(Collected data)
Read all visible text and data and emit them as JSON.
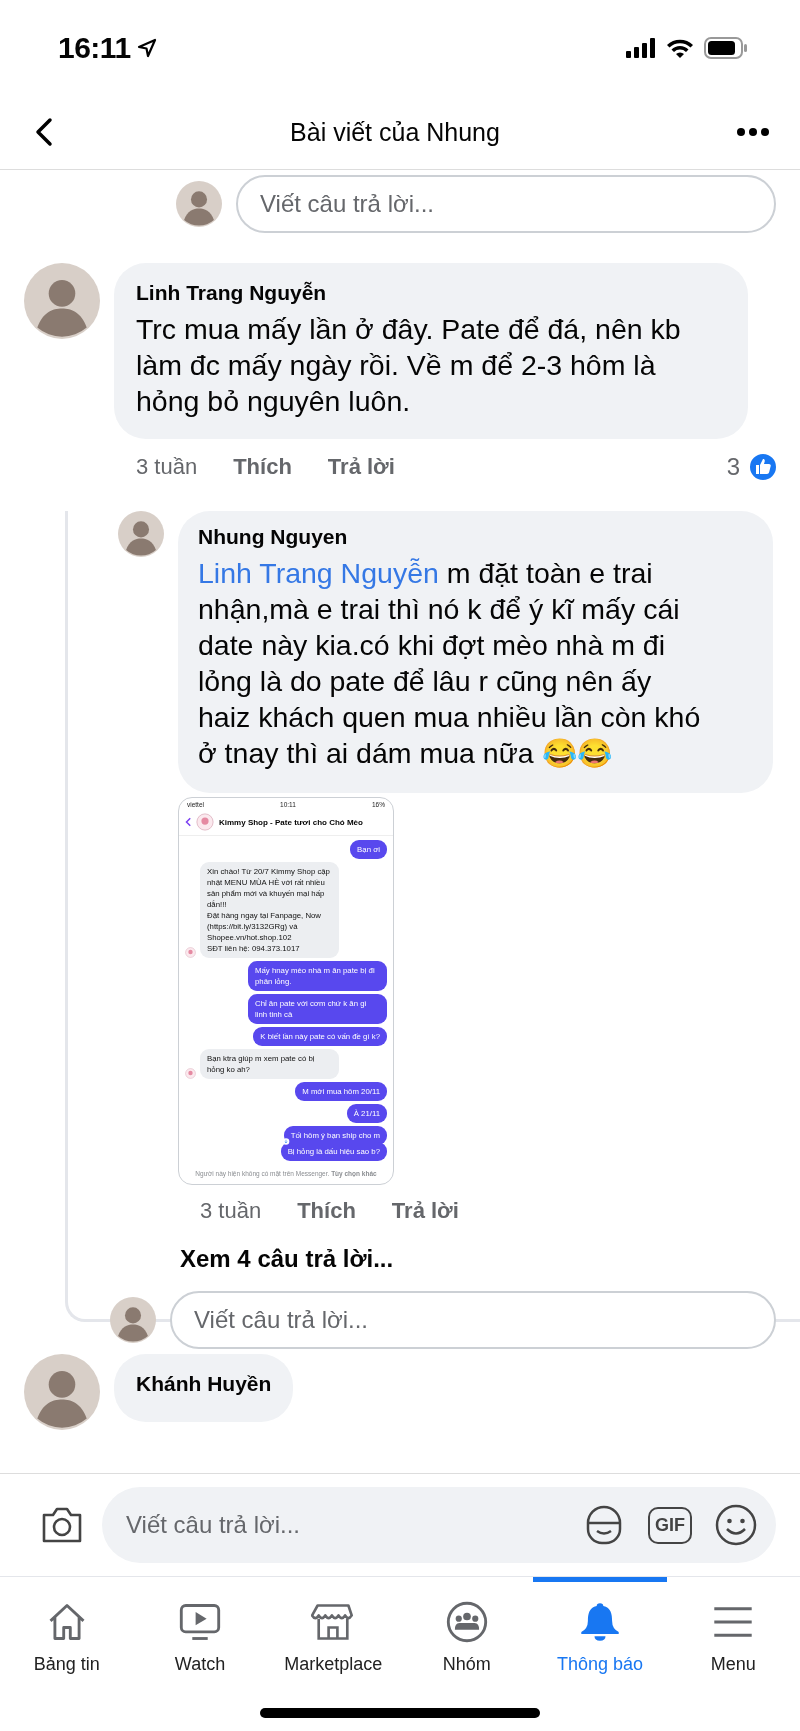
{
  "status_bar": {
    "time": "16:11"
  },
  "header": {
    "title": "Bài viết của Nhung"
  },
  "reply_box_top": {
    "placeholder": "Viết câu trả lời..."
  },
  "comments": [
    {
      "author": "Linh Trang Nguyễn",
      "text": "Trc mua mấy lần ở đây. Pate để đá, nên kb làm đc mấy ngày rồi. Về m để 2-3 hôm là hỏng bỏ nguyên luôn.",
      "time": "3 tuần",
      "like": "Thích",
      "reply": "Trả lời",
      "reaction_count": "3",
      "replies": [
        {
          "author": "Nhung Nguyen",
          "mention": "Linh Trang Nguyễn",
          "text": " m đặt toàn e trai nhận,mà e trai thì nó k để ý kĩ mấy cái date này kia.có khi đợt mèo nhà m đi lỏng là do pate để lâu r cũng nên ấy haiz khách quen mua nhiều lần còn khó ở tnay thì ai dám mua nữa 😂😂",
          "attachment": {
            "carrier": "viettel",
            "status_time": "10:11",
            "battery": "16%",
            "chat_title": "Kimmy Shop - Pate tươi cho Chó Mèo",
            "messages": [
              {
                "kind": "sent",
                "text": "Bạn ơi"
              },
              {
                "kind": "received",
                "text": "Xin chào! Từ 20/7 Kimmy Shop cập nhật MENU MÙA HÈ với rất nhiều sản phẩm mới và khuyến mại hấp dẫn!!!\nĐặt hàng ngay tại Fanpage, Now (https://bit.ly/3132GRg) và Shopee.vn/hot.shop.102\nSĐT liên hệ: 094.373.1017"
              },
              {
                "kind": "sent",
                "text": "Mấy hnay mèo nhà m ăn pate bị đi phân lỏng."
              },
              {
                "kind": "sent",
                "text": "Chỉ ăn pate với cơm chứ k ăn gì linh tinh cả"
              },
              {
                "kind": "sent",
                "text": "K biết lần này pate có vấn đề gì k?"
              },
              {
                "kind": "received",
                "text": "Bạn ktra giúp m xem pate có bị hỏng ko ah?"
              },
              {
                "kind": "sent",
                "text": "M mới mua hôm 20/11"
              },
              {
                "kind": "sent",
                "text": "À 21/11"
              },
              {
                "kind": "sent",
                "text": "Tối hôm ý bạn ship cho m"
              },
              {
                "kind": "sent",
                "text": "Bị hỏng là dấu hiệu sao b?"
              }
            ],
            "footer": "Người này hiện không có mặt trên Messenger. **Tùy chọn khác**"
          },
          "time": "3 tuần",
          "like": "Thích",
          "reply": "Trả lời"
        }
      ],
      "more_replies": "Xem 4 câu trả lời...",
      "reply_box": {
        "placeholder": "Viết câu trả lời..."
      }
    },
    {
      "author": "Khánh Huyền"
    }
  ],
  "composer": {
    "placeholder": "Viết câu trả lời...",
    "gif": "GIF"
  },
  "tabs": [
    {
      "kind": "home",
      "label": "Bảng tin",
      "selected": false
    },
    {
      "kind": "watch",
      "label": "Watch",
      "selected": false
    },
    {
      "kind": "store",
      "label": "Marketplace",
      "selected": false
    },
    {
      "kind": "groups",
      "label": "Nhóm",
      "selected": false
    },
    {
      "kind": "bell",
      "label": "Thông báo",
      "selected": true
    },
    {
      "kind": "menu",
      "label": "Menu",
      "selected": false
    }
  ]
}
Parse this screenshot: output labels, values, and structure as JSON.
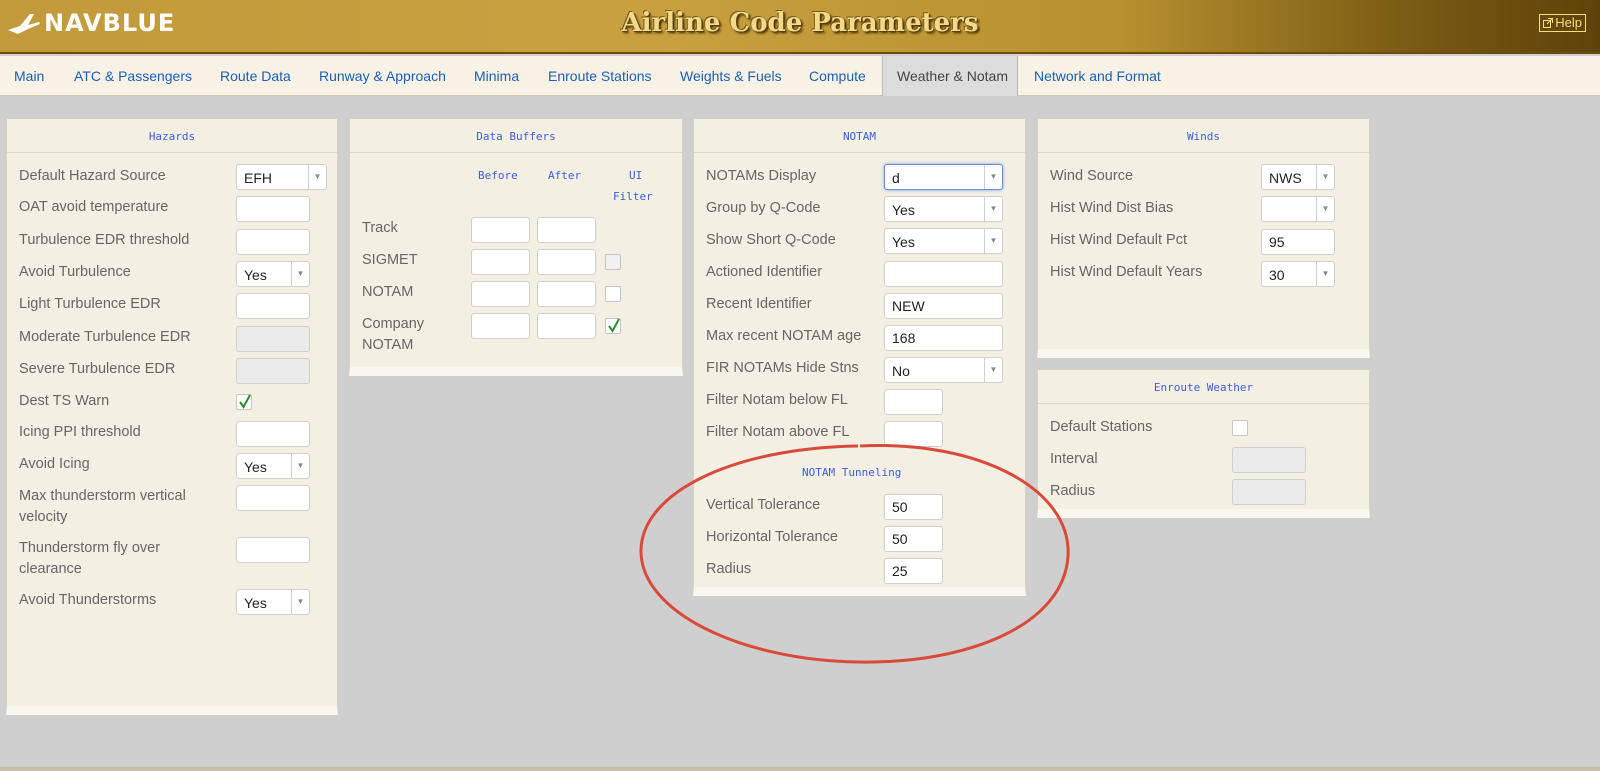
{
  "header": {
    "logo_text": "NAVBLUE",
    "app_title": "Airline Code Parameters",
    "help_label": "Help",
    "brand_color": "#c29a3b"
  },
  "tabs": [
    {
      "label": "Main"
    },
    {
      "label": "ATC & Passengers"
    },
    {
      "label": "Route Data"
    },
    {
      "label": "Runway & Approach"
    },
    {
      "label": "Minima"
    },
    {
      "label": "Enroute Stations"
    },
    {
      "label": "Weights & Fuels"
    },
    {
      "label": "Compute"
    },
    {
      "label": "Weather & Notam",
      "active": true
    },
    {
      "label": "Network and Format"
    }
  ],
  "hazards": {
    "title": "Hazards",
    "default_hazard_source": {
      "label": "Default Hazard Source",
      "value": "EFH"
    },
    "oat_avoid_temperature": {
      "label": "OAT avoid temperature",
      "value": ""
    },
    "turbulence_edr_threshold": {
      "label": "Turbulence EDR threshold",
      "value": ""
    },
    "avoid_turbulence": {
      "label": "Avoid Turbulence",
      "value": "Yes"
    },
    "light_turbulence_edr": {
      "label": "Light Turbulence EDR",
      "value": ""
    },
    "moderate_turbulence_edr": {
      "label": "Moderate Turbulence EDR",
      "value": ""
    },
    "severe_turbulence_edr": {
      "label": "Severe Turbulence EDR",
      "value": ""
    },
    "dest_ts_warn": {
      "label": "Dest TS Warn",
      "checked": true
    },
    "icing_ppi_threshold": {
      "label": "Icing PPI threshold",
      "value": ""
    },
    "avoid_icing": {
      "label": "Avoid Icing",
      "value": "Yes"
    },
    "max_thunderstorm_vv": {
      "label_line1": "Max thunderstorm vertical",
      "label_line2": "velocity",
      "value": ""
    },
    "thunderstorm_fly_over": {
      "label_line1": "Thunderstorm fly over",
      "label_line2": "clearance",
      "value": ""
    },
    "avoid_thunderstorms": {
      "label": "Avoid Thunderstorms",
      "value": "Yes"
    }
  },
  "data_buffers": {
    "title": "Data Buffers",
    "col_before": "Before",
    "col_after": "After",
    "col_ui": "UI",
    "col_filter": "Filter",
    "rows": [
      {
        "label": "Track",
        "before": "",
        "after": ""
      },
      {
        "label": "SIGMET",
        "before": "",
        "after": "",
        "ui_filter": false
      },
      {
        "label": "NOTAM",
        "before": "",
        "after": "",
        "ui_filter": false
      },
      {
        "label_line1": "Company",
        "label_line2": "NOTAM",
        "before": "",
        "after": "",
        "ui_filter": true
      }
    ]
  },
  "notam": {
    "title": "NOTAM",
    "notams_display": {
      "label": "NOTAMs Display",
      "value": "d"
    },
    "group_by_qcode": {
      "label": "Group by Q-Code",
      "value": "Yes"
    },
    "show_short_qcode": {
      "label": "Show Short Q-Code",
      "value": "Yes"
    },
    "actioned_identifier": {
      "label": "Actioned Identifier",
      "value": ""
    },
    "recent_identifier": {
      "label": "Recent Identifier",
      "value": "NEW"
    },
    "max_recent_notam_age": {
      "label": "Max recent NOTAM age",
      "value": "168"
    },
    "fir_notams_hide_stns": {
      "label": "FIR NOTAMs Hide Stns",
      "value": "No"
    },
    "filter_below_fl": {
      "label": "Filter Notam below FL",
      "value": ""
    },
    "filter_above_fl": {
      "label": "Filter Notam above FL",
      "value": ""
    },
    "tunneling_title": "NOTAM Tunneling",
    "vertical_tolerance": {
      "label": "Vertical Tolerance",
      "value": "50"
    },
    "horizontal_tolerance": {
      "label": "Horizontal Tolerance",
      "value": "50"
    },
    "radius": {
      "label": "Radius",
      "value": "25"
    }
  },
  "winds": {
    "title": "Winds",
    "wind_source": {
      "label": "Wind Source",
      "value": "NWS"
    },
    "hist_wind_dist_bias": {
      "label": "Hist Wind Dist Bias",
      "value": ""
    },
    "hist_wind_default_pct": {
      "label": "Hist Wind Default Pct",
      "value": "95"
    },
    "hist_wind_default_years": {
      "label": "Hist Wind Default Years",
      "value": "30"
    }
  },
  "enroute_weather": {
    "title": "Enroute Weather",
    "default_stations": {
      "label": "Default Stations",
      "checked": false
    },
    "interval": {
      "label": "Interval",
      "value": ""
    },
    "radius": {
      "label": "Radius",
      "value": ""
    }
  },
  "annotation": {
    "shape": "ellipse",
    "color": "#d94a3a"
  }
}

### [Given request]
Output the full set of records above without changing a word, and drop the images.

### [Final result]
Read all visible text and data and emit them as JSON.
{
  "status_bar": {
    "time": "16:11"
  },
  "header": {
    "title": "Bài viết của Nhung"
  },
  "reply_box_top": {
    "placeholder": "Viết câu trả lời..."
  },
  "comments": [
    {
      "author": "Linh Trang Nguyễn",
      "text": "Trc mua mấy lần ở đây. Pate để đá, nên kb làm đc mấy ngày rồi. Về m để 2-3 hôm là hỏng bỏ nguyên luôn.",
      "time": "3 tuần",
      "like": "Thích",
      "reply": "Trả lời",
      "reaction_count": "3",
      "replies": [
        {
          "author": "Nhung Nguyen",
          "mention": "Linh Trang Nguyễn",
          "text": " m đặt toàn e trai nhận,mà e trai thì nó k để ý kĩ mấy cái date này kia.có khi đợt mèo nhà m đi lỏng là do pate để lâu r cũng nên ấy haiz khách quen mua nhiều lần còn khó ở tnay thì ai dám mua nữa 😂😂",
          "attachment": {
            "carrier": "viettel",
            "status_time": "10:11",
            "battery": "16%",
            "chat_title": "Kimmy Shop - Pate tươi cho Chó Mèo",
            "messages": [
              {
                "kind": "sent",
                "text": "Bạn ơi"
              },
              {
                "kind": "received",
                "text": "Xin chào! Từ 20/7 Kimmy Shop cập nhật MENU MÙA HÈ với rất nhiều sản phẩm mới và khuyến mại hấp dẫn!!!\nĐặt hàng ngay tại Fanpage, Now (https://bit.ly/3132GRg) và Shopee.vn/hot.shop.102\nSĐT liên hệ: 094.373.1017"
              },
              {
                "kind": "sent",
                "text": "Mấy hnay mèo nhà m ăn pate bị đi phân lỏng."
              },
              {
                "kind": "sent",
                "text": "Chỉ ăn pate với cơm chứ k ăn gì linh tinh cả"
              },
              {
                "kind": "sent",
                "text": "K biết lần này pate có vấn đề gì k?"
              },
              {
                "kind": "received",
                "text": "Bạn ktra giúp m xem pate có bị hỏng ko ah?"
              },
              {
                "kind": "sent",
                "text": "M mới mua hôm 20/11"
              },
              {
                "kind": "sent",
                "text": "À 21/11"
              },
              {
                "kind": "sent",
                "text": "Tối hôm ý bạn ship cho m"
              },
              {
                "kind": "sent",
                "text": "Bị hỏng là dấu hiệu sao b?"
              }
            ],
            "footer": "Người này hiện không có mặt trên Messenger. **Tùy chọn khác**"
          },
          "time": "3 tuần",
          "like": "Thích",
          "reply": "Trả lời"
        }
      ],
      "more_replies": "Xem 4 câu trả lời...",
      "reply_box": {
        "placeholder": "Viết câu trả lời..."
      }
    },
    {
      "author": "Khánh Huyền"
    }
  ],
  "composer": {
    "placeholder": "Viết câu trả lời...",
    "gif": "GIF"
  },
  "tabs": [
    {
      "kind": "home",
      "label": "Bảng tin",
      "selected": false
    },
    {
      "kind": "watch",
      "label": "Watch",
      "selected": false
    },
    {
      "kind": "store",
      "label": "Marketplace",
      "selected": false
    },
    {
      "kind": "groups",
      "label": "Nhóm",
      "selected": false
    },
    {
      "kind": "bell",
      "label": "Thông báo",
      "selected": true
    },
    {
      "kind": "menu",
      "label": "Menu",
      "selected": false
    }
  ]
}
Parse this screenshot: output labels, values, and structure as JSON.
{
  "header": {
    "logo_text": "NAVBLUE",
    "app_title": "Airline Code Parameters",
    "help_label": "Help",
    "brand_color": "#c29a3b"
  },
  "tabs": [
    {
      "label": "Main"
    },
    {
      "label": "ATC & Passengers"
    },
    {
      "label": "Route Data"
    },
    {
      "label": "Runway & Approach"
    },
    {
      "label": "Minima"
    },
    {
      "label": "Enroute Stations"
    },
    {
      "label": "Weights & Fuels"
    },
    {
      "label": "Compute"
    },
    {
      "label": "Weather & Notam",
      "active": true
    },
    {
      "label": "Network and Format"
    }
  ],
  "hazards": {
    "title": "Hazards",
    "default_hazard_source": {
      "label": "Default Hazard Source",
      "value": "EFH"
    },
    "oat_avoid_temperature": {
      "label": "OAT avoid temperature",
      "value": ""
    },
    "turbulence_edr_threshold": {
      "label": "Turbulence EDR threshold",
      "value": ""
    },
    "avoid_turbulence": {
      "label": "Avoid Turbulence",
      "value": "Yes"
    },
    "light_turbulence_edr": {
      "label": "Light Turbulence EDR",
      "value": ""
    },
    "moderate_turbulence_edr": {
      "label": "Moderate Turbulence EDR",
      "value": ""
    },
    "severe_turbulence_edr": {
      "label": "Severe Turbulence EDR",
      "value": ""
    },
    "dest_ts_warn": {
      "label": "Dest TS Warn",
      "checked": true
    },
    "icing_ppi_threshold": {
      "label": "Icing PPI threshold",
      "value": ""
    },
    "avoid_icing": {
      "label": "Avoid Icing",
      "value": "Yes"
    },
    "max_thunderstorm_vv": {
      "label_line1": "Max thunderstorm vertical",
      "label_line2": "velocity",
      "value": ""
    },
    "thunderstorm_fly_over": {
      "label_line1": "Thunderstorm fly over",
      "label_line2": "clearance",
      "value": ""
    },
    "avoid_thunderstorms": {
      "label": "Avoid Thunderstorms",
      "value": "Yes"
    }
  },
  "data_buffers": {
    "title": "Data Buffers",
    "col_before": "Before",
    "col_after": "After",
    "col_ui": "UI",
    "col_filter": "Filter",
    "rows": [
      {
        "label": "Track",
        "before": "",
        "after": ""
      },
      {
        "label": "SIGMET",
        "before": "",
        "after": "",
        "ui_filter": false
      },
      {
        "label": "NOTAM",
        "before": "",
        "after": "",
        "ui_filter": false
      },
      {
        "label_line1": "Company",
        "label_line2": "NOTAM",
        "before": "",
        "after": "",
        "ui_filter": true
      }
    ]
  },
  "notam": {
    "title": "NOTAM",
    "notams_display": {
      "label": "NOTAMs Display",
      "value": "d"
    },
    "group_by_qcode": {
      "label": "Group by Q-Code",
      "value": "Yes"
    },
    "show_short_qcode": {
      "label": "Show Short Q-Code",
      "value": "Yes"
    },
    "actioned_identifier": {
      "label": "Actioned Identifier",
      "value": ""
    },
    "recent_identifier": {
      "label": "Recent Identifier",
      "value": "NEW"
    },
    "max_recent_notam_age": {
      "label": "Max recent NOTAM age",
      "value": "168"
    },
    "fir_notams_hide_stns": {
      "label": "FIR NOTAMs Hide Stns",
      "value": "No"
    },
    "filter_below_fl": {
      "label": "Filter Notam below FL",
      "value": ""
    },
    "filter_above_fl": {
      "label": "Filter Notam above FL",
      "value": ""
    },
    "tunneling_title": "NOTAM Tunneling",
    "vertical_tolerance": {
      "label": "Vertical Tolerance",
      "value": "50"
    },
    "horizontal_tolerance": {
      "label": "Horizontal Tolerance",
      "value": "50"
    },
    "radius": {
      "label": "Radius",
      "value": "25"
    }
  },
  "winds": {
    "title": "Winds",
    "wind_source": {
      "label": "Wind Source",
      "value": "NWS"
    },
    "hist_wind_dist_bias": {
      "label": "Hist Wind Dist Bias",
      "value": ""
    },
    "hist_wind_default_pct": {
      "label": "Hist Wind Default Pct",
      "value": "95"
    },
    "hist_wind_default_years": {
      "label": "Hist Wind Default Years",
      "value": "30"
    }
  },
  "enroute_weather": {
    "title": "Enroute Weather",
    "default_stations": {
      "label": "Default Stations",
      "checked": false
    },
    "interval": {
      "label": "Interval",
      "value": ""
    },
    "radius": {
      "label": "Radius",
      "value": ""
    }
  },
  "annotation": {
    "shape": "ellipse",
    "color": "#d94a3a"
  }
}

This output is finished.